(Dataset items)
--*--

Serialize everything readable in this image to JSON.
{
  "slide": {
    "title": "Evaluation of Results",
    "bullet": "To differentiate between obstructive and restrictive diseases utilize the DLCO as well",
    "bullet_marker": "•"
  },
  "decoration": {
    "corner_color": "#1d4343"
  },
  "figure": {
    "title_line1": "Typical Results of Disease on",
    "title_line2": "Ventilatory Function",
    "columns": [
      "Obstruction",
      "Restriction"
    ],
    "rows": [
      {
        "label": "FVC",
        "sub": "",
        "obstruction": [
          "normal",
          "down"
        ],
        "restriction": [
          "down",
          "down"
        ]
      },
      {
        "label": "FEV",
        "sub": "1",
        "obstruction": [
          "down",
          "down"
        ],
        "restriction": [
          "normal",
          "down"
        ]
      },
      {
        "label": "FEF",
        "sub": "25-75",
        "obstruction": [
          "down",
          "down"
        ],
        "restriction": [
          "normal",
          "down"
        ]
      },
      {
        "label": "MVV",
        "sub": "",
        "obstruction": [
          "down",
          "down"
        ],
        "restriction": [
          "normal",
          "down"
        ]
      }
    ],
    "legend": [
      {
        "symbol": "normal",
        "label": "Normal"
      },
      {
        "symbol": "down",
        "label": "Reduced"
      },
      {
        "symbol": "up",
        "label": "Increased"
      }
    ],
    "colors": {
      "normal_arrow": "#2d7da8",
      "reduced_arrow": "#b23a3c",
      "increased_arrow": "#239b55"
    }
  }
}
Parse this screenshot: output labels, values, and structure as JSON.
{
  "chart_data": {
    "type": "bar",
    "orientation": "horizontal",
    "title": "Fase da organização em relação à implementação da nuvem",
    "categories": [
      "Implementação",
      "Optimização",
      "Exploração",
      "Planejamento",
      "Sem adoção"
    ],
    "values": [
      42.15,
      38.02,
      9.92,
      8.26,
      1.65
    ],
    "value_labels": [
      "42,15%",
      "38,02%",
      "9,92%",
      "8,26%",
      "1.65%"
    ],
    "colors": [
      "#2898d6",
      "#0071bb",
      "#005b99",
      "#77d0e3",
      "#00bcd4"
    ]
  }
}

--*--

• Set task:
Find "values". Copy every line it occurs in.

• Full answer:
Parse this screenshot: output labels, values, and structure as JSON.
    "values": [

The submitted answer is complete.